[Structured page parsing data]

==========

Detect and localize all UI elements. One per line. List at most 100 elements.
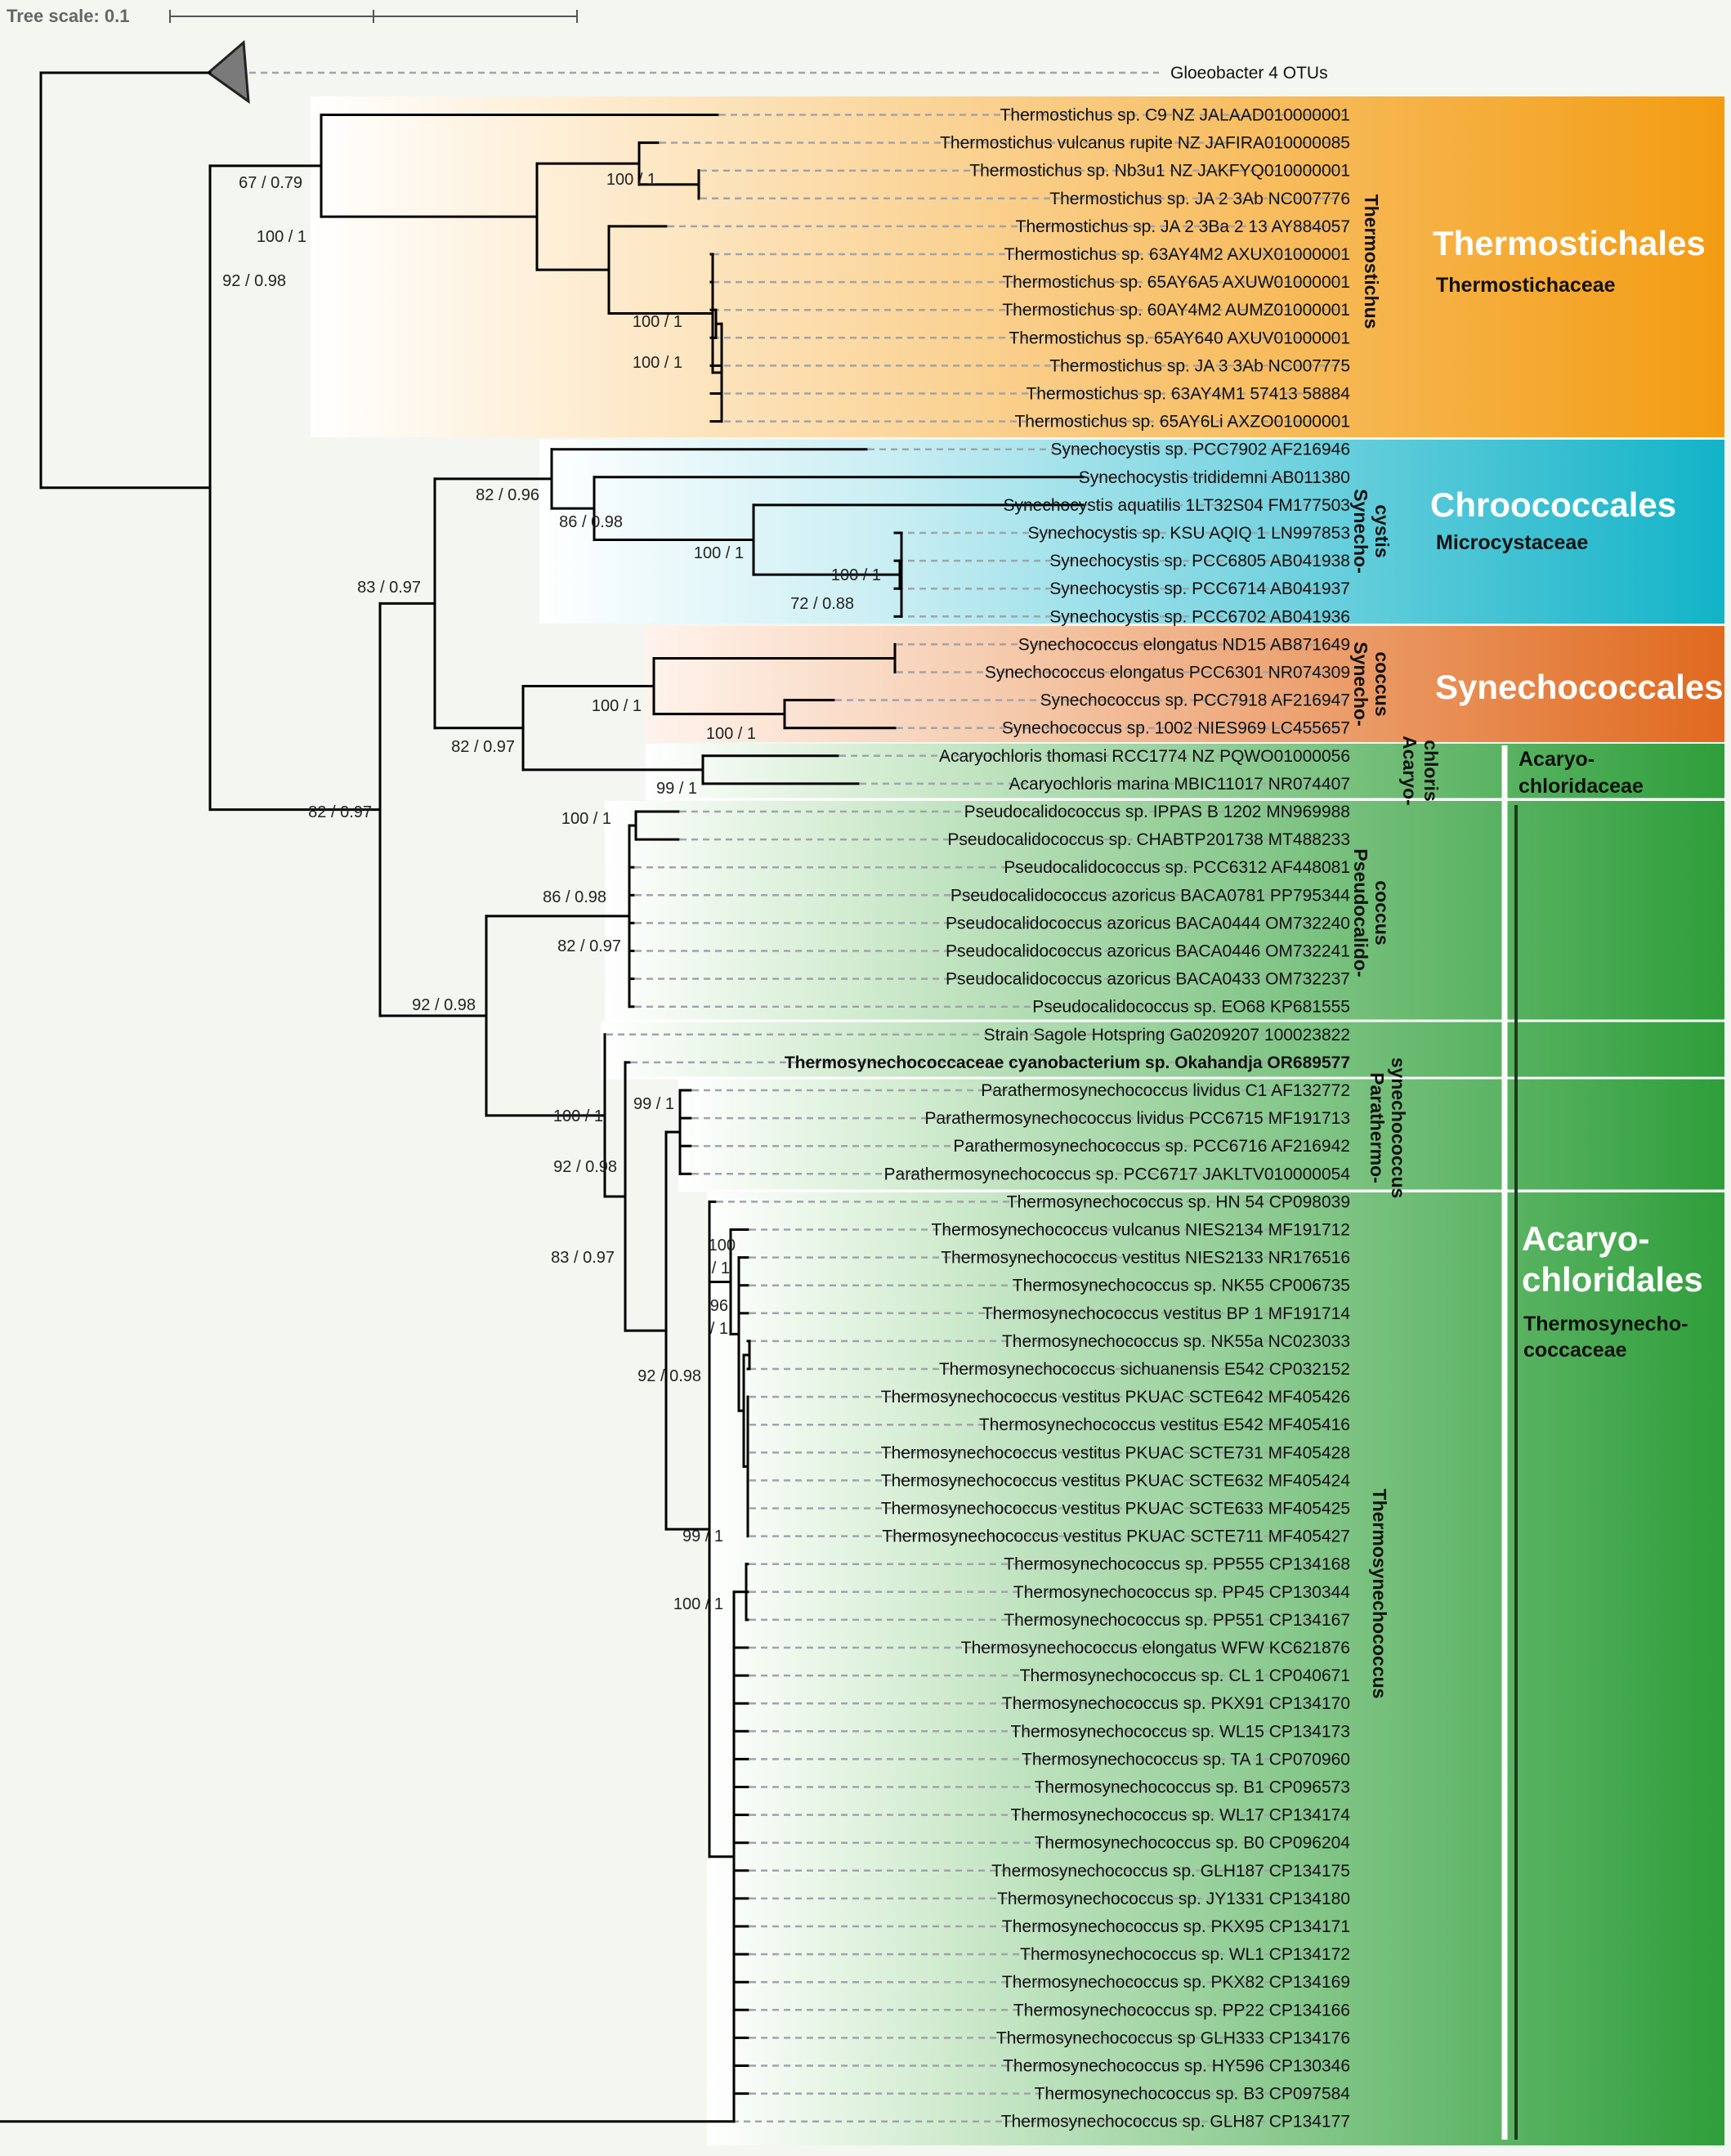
support-value: 100 / 1 xyxy=(553,1107,603,1125)
genus-labels: ThermostichusSynecho-cystisSynecho-coccu… xyxy=(1350,195,1442,1699)
leaf-label: Synechococcus sp. PCC7918 AF216947 xyxy=(1040,691,1350,710)
tree-scale-label: Tree scale: 0.1 xyxy=(7,6,129,26)
leaf-label: Thermosynechococcus sp. WL17 CP134174 xyxy=(1010,1806,1350,1825)
leaf-label: Thermosynechococcus sp. PP551 CP134167 xyxy=(1004,1611,1350,1630)
leaf-label: Thermostichus sp. JA 2 3Ab NC007776 xyxy=(1049,190,1350,208)
leaf-label: Synechococcus elongatus PCC6301 NR074309 xyxy=(985,664,1350,682)
leaf-label: Thermosynechococcus sp. JY1331 CP134180 xyxy=(997,1890,1350,1908)
leaf-label: Thermosynechococcus sp. PP45 CP130344 xyxy=(1013,1583,1350,1602)
leaf-label: Thermostichus sp. JA 3 3Ab NC007775 xyxy=(1049,356,1350,375)
leaf-label: Thermosynechococcaceae cyanobacterium sp… xyxy=(785,1053,1350,1072)
leaf-label: Acaryochloris marina MBIC11017 NR074407 xyxy=(1009,775,1350,794)
family-acaryochloridaceae-line: chloridaceae xyxy=(1519,775,1644,798)
genus-label: Thermosynechococcus xyxy=(1369,1489,1390,1699)
band-chroococcales xyxy=(539,440,1724,624)
leaf-label: Synechocystis trididemni AB011380 xyxy=(1079,468,1350,487)
leaf-label: Synechocystis sp. PCC6702 AB041936 xyxy=(1049,607,1350,626)
family-thermosynechococcaceae-line: Thermosynecho- xyxy=(1523,1313,1688,1335)
leaf-label: Thermosynechococcus sp. PKX82 CP134169 xyxy=(1002,1973,1350,1992)
band-acaryochloris xyxy=(646,744,1724,798)
leaf-label: Parathermosynechococcus sp. PCC6716 AF21… xyxy=(953,1137,1350,1156)
band-parathermosynechococcus xyxy=(678,1079,1724,1190)
support-value: 82 / 0.97 xyxy=(451,738,515,756)
support-value: 100 / 1 xyxy=(561,810,611,828)
leaf-label: Synechocystis aquatilis 1LT32S04 FM17750… xyxy=(1003,496,1350,515)
band-thermostichales xyxy=(311,96,1724,437)
leaf-label: Thermosynechococcus sp. PP555 CP134168 xyxy=(1004,1555,1350,1574)
genus-label-line: Synecho- xyxy=(1350,489,1371,574)
leaf-label: Thermosynechococcus sp. WL1 CP134172 xyxy=(1020,1945,1350,1964)
support-value: 82 / 0.97 xyxy=(557,937,621,955)
support-value: 92 / 0.98 xyxy=(637,1367,701,1385)
support-value: 92 / 0.98 xyxy=(553,1158,617,1176)
leaf-label: Synechocystis sp. PCC6714 AB041937 xyxy=(1049,579,1350,598)
leaf-label: Thermosynechococcus sp. NK55a NC023033 xyxy=(1002,1332,1350,1351)
support-values: 67 / 0.79 100 / 1 100 / 1 92 / 0.98 100 / 1 1… xyxy=(222,171,881,1613)
leaf-label: Thermosynechococcus sp. HY596 CP130346 xyxy=(1003,2057,1350,2076)
support-value: 86 / 0.98 xyxy=(559,513,623,531)
support-value: 100 / 1 xyxy=(633,313,682,331)
leaf-label: Thermosynechococcus sp. GLH187 CP134175 xyxy=(991,1862,1350,1881)
leaf-label: Thermosynechococcus vestitus E542 MF4054… xyxy=(979,1416,1350,1434)
order-thermostichales: Thermostichales xyxy=(1433,224,1706,262)
family-microcystaceae: Microcystaceae xyxy=(1436,531,1588,554)
leaf-label: Thermosynechococcus vestitus PKUAC SCTE7… xyxy=(881,1443,1350,1462)
leaf-label: Acaryochloris thomasi RCC1774 NZ PQWO010… xyxy=(939,747,1350,766)
leaf-label: Thermostichus sp. 65AY6Li AXZO01000001 xyxy=(1014,413,1350,432)
order-synechococcales: Synechococcales xyxy=(1435,668,1724,706)
band-strain-group xyxy=(601,1022,1724,1077)
genus-label-line: Pseudocalido- xyxy=(1350,848,1371,977)
support-value: 99 / 1 xyxy=(656,780,697,798)
leaf-label: Thermosynechococcus vestitus PKUAC SCTE7… xyxy=(882,1528,1350,1546)
genus-label-line: cystis xyxy=(1371,504,1393,557)
genus-label-line: Parathermo- xyxy=(1366,1072,1388,1183)
band-thermosynechococcus xyxy=(707,1192,1724,2145)
leaf-label: Pseudocalidococcus sp. EO68 KP681555 xyxy=(1032,998,1350,1017)
leaf-label: Synechocystis sp. PCC6805 AB041938 xyxy=(1049,552,1350,570)
support-value: 100 xyxy=(709,1237,736,1255)
leaf-label: Thermosynechococcus vulcanus NIES2134 MF… xyxy=(932,1221,1350,1240)
band-synechococcales xyxy=(646,626,1724,742)
leaf-label: Parathermosynechococcus sp. PCC6717 JAKL… xyxy=(884,1165,1351,1183)
order-acaryochloridales-line: Acaryo- xyxy=(1522,1219,1649,1258)
leaf-label: Pseudocalidococcus azoricus BACA0433 OM7… xyxy=(946,970,1350,989)
leaf-label: Thermostichus sp. 63AY4M2 AXUX01000001 xyxy=(1004,245,1350,264)
support-value: 100 / 1 xyxy=(257,228,306,246)
tree-scale: Tree scale: 0.1 xyxy=(7,6,578,26)
leaf-label: Thermosynechococcus sp. HN 54 CP098039 xyxy=(1007,1192,1350,1211)
collapsed-clade-triangle xyxy=(206,39,250,105)
leaf-label: Thermosynechococcus vestitus PKUAC SCTE6… xyxy=(881,1388,1350,1407)
support-value: 100 / 1 xyxy=(831,566,881,584)
support-value: 82 / 0.97 xyxy=(308,803,372,821)
support-value: 100 / 1 xyxy=(592,697,642,715)
leaf-label: Thermosynechococcus elongatus WFW KC6218… xyxy=(961,1639,1350,1657)
order-chroococcales: Chroococcales xyxy=(1430,485,1676,524)
leaf-label: Thermostichus sp. 63AY4M1 57413 58884 xyxy=(1026,385,1350,404)
support-value: 83 / 0.97 xyxy=(551,1249,615,1267)
genus-label-line: Acaryo- xyxy=(1399,736,1420,806)
leaf-label: Thermosynechococcus sp. PKX91 CP134170 xyxy=(1002,1694,1350,1713)
leaf-label: Thermosynechococcus sp GLH333 CP134176 xyxy=(996,2029,1350,2047)
support-value: 82 / 0.96 xyxy=(476,486,539,504)
support-value: 83 / 0.97 xyxy=(357,579,421,597)
support-value: 72 / 0.88 xyxy=(790,595,854,613)
leaf-label: Thermostichus vulcanus rupite NZ JAFIRA0… xyxy=(940,134,1350,153)
leaf-label: Thermostichus sp. JA 2 3Ba 2 13 AY884057 xyxy=(1016,217,1350,236)
family-acaryochloridaceae-line: Acaryo- xyxy=(1519,748,1595,771)
leaf-label: Synechococcus elongatus ND15 AB871649 xyxy=(1018,635,1350,654)
leaf-label: Pseudocalidococcus azoricus BACA0444 OM7… xyxy=(946,914,1350,933)
family-thermostichaceae: Thermostichaceae xyxy=(1436,274,1616,297)
support-value: 86 / 0.98 xyxy=(543,888,606,906)
support-value: 96 xyxy=(710,1297,728,1315)
tree-branches xyxy=(0,39,1085,2123)
support-value: 100 / 1 xyxy=(706,725,756,743)
leaf-label: Synechocystis sp. PCC7902 AF216946 xyxy=(1050,441,1350,459)
leaf-label: Thermosynechococcus vestitus NIES2133 NR… xyxy=(941,1249,1350,1268)
leaf-label: Thermosynechococcus sp. B1 CP096573 xyxy=(1035,1778,1350,1797)
support-value: 67 / 0.79 xyxy=(239,174,302,192)
leaf-label: Pseudocalidococcus sp. PCC6312 AF448081 xyxy=(1004,858,1350,877)
support-value: / 1 xyxy=(710,1320,728,1338)
genus-label-line: coccus xyxy=(1371,880,1393,945)
leaf-label: Parathermosynechococcus lividus C1 AF132… xyxy=(981,1081,1350,1100)
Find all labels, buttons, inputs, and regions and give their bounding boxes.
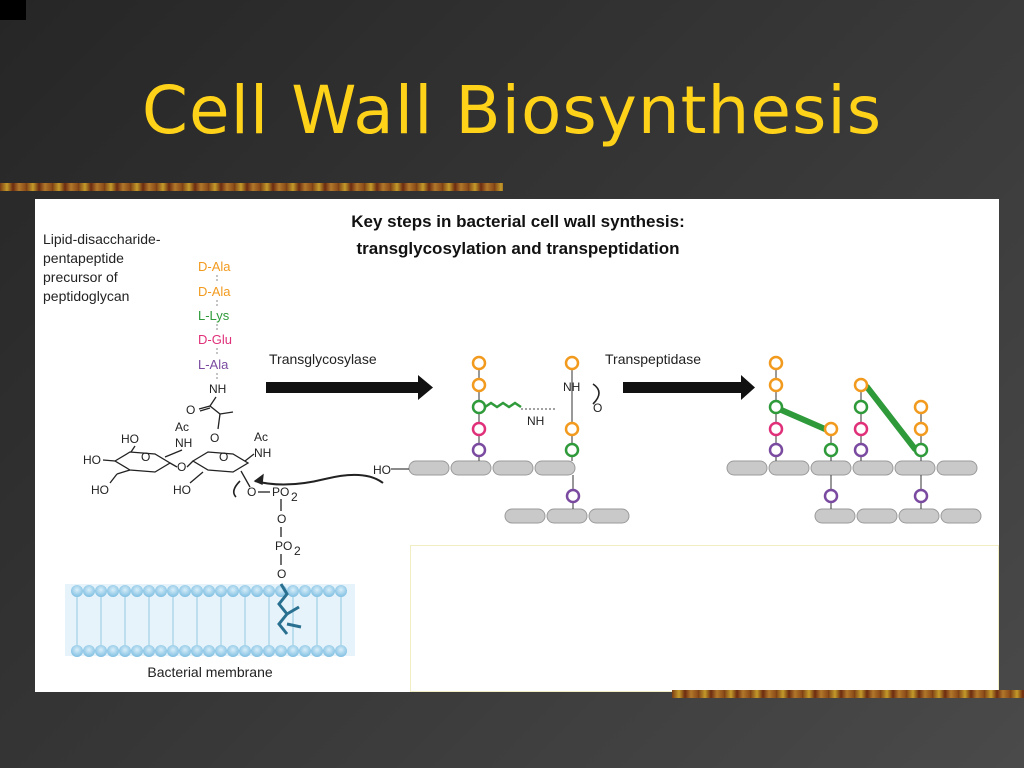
aa-label-d-glu: D-Glu — [198, 332, 232, 347]
lysine-side-chain — [484, 401, 522, 409]
precursor-label-4: peptidoglycan — [43, 288, 129, 304]
transglycosylase-arrow — [266, 375, 433, 400]
aa-label-d-ala-1: D-Ala — [198, 259, 231, 274]
enzyme-label-transpeptidase: Transpeptidase — [605, 351, 701, 367]
chem-ho-3: HO — [91, 483, 109, 497]
figure-title-line2: transglycosylation and transpeptidation — [356, 239, 679, 258]
transpeptidase-arrow — [623, 375, 755, 400]
decorative-divider-bottom — [672, 690, 1024, 698]
chain-ho-label: HO — [373, 463, 391, 477]
peptide-stems-right — [775, 365, 922, 509]
chem-o-phos: O — [247, 485, 256, 499]
chem-ho-4: HO — [173, 483, 191, 497]
amino-acid-beads-middle — [471, 355, 581, 504]
chem-o-ring2: O — [219, 450, 228, 464]
precursor-structure: NH O O O O O HO HO HO Ac — [83, 382, 384, 581]
pathway-diagram: Key steps in bacterial cell wall synthes… — [43, 212, 982, 680]
chem-o-p1: O — [277, 512, 286, 526]
membrane-label: Bacterial membrane — [147, 664, 272, 680]
bacterial-membrane — [65, 583, 355, 657]
react-o: O — [593, 401, 602, 415]
chem-po2-2: PO — [275, 539, 292, 553]
chem-po2-1: PO — [272, 485, 289, 499]
decorative-divider-top — [0, 183, 503, 191]
chem-ho-1: HO — [121, 432, 139, 446]
chem-nh-top: NH — [209, 382, 226, 396]
chem-o-link: O — [177, 460, 186, 474]
chem-o-carbonyl: O — [186, 403, 195, 417]
chem-ac-1: Ac — [175, 420, 189, 434]
chem-po2-1-sub: 2 — [291, 490, 298, 504]
chem-ac-2: Ac — [254, 430, 268, 444]
slide-title: Cell Wall Biosynthesis — [141, 72, 883, 149]
chem-ho-2: HO — [83, 453, 101, 467]
enzyme-label-transglycosylase: Transglycosylase — [269, 351, 377, 367]
aa-label-d-ala-2: D-Ala — [198, 284, 231, 299]
chem-po2-2-sub: 2 — [294, 544, 301, 558]
precursor-label-2: pentapeptide — [43, 250, 124, 266]
amino-acid-beads-right — [768, 355, 929, 504]
figure-panel: Key steps in bacterial cell wall synthes… — [35, 199, 999, 692]
aa-label-l-lys: L-Lys — [198, 308, 230, 323]
empty-content-box — [410, 545, 999, 692]
glycan-chains — [408, 460, 982, 524]
react-nh: NH — [563, 380, 580, 394]
chem-o-bridge: O — [210, 431, 219, 445]
chem-nh-1: NH — [175, 436, 192, 450]
chem-o-ring1: O — [141, 450, 150, 464]
precursor-label-1: Lipid-disaccharide- — [43, 231, 161, 247]
crosslinks — [776, 384, 918, 452]
figure-title-line1: Key steps in bacterial cell wall synthes… — [351, 212, 685, 231]
aa-label-l-ala: L-Ala — [198, 357, 229, 372]
chem-o-p2: O — [277, 567, 286, 581]
corner-mark — [0, 0, 26, 20]
react-nh2: NH — [527, 414, 544, 428]
precursor-label-3: precursor of — [43, 269, 118, 285]
chem-nh-2: NH — [254, 446, 271, 460]
peptide-stems-middle — [478, 365, 574, 509]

==========

* **Your objective**
Copy out every line of the entries where the string "react" shows up.

* **Result for this exercise**
react-o: O — [593, 401, 602, 415]
react-nh: NH — [563, 380, 580, 394]
react-nh2: NH — [527, 414, 544, 428]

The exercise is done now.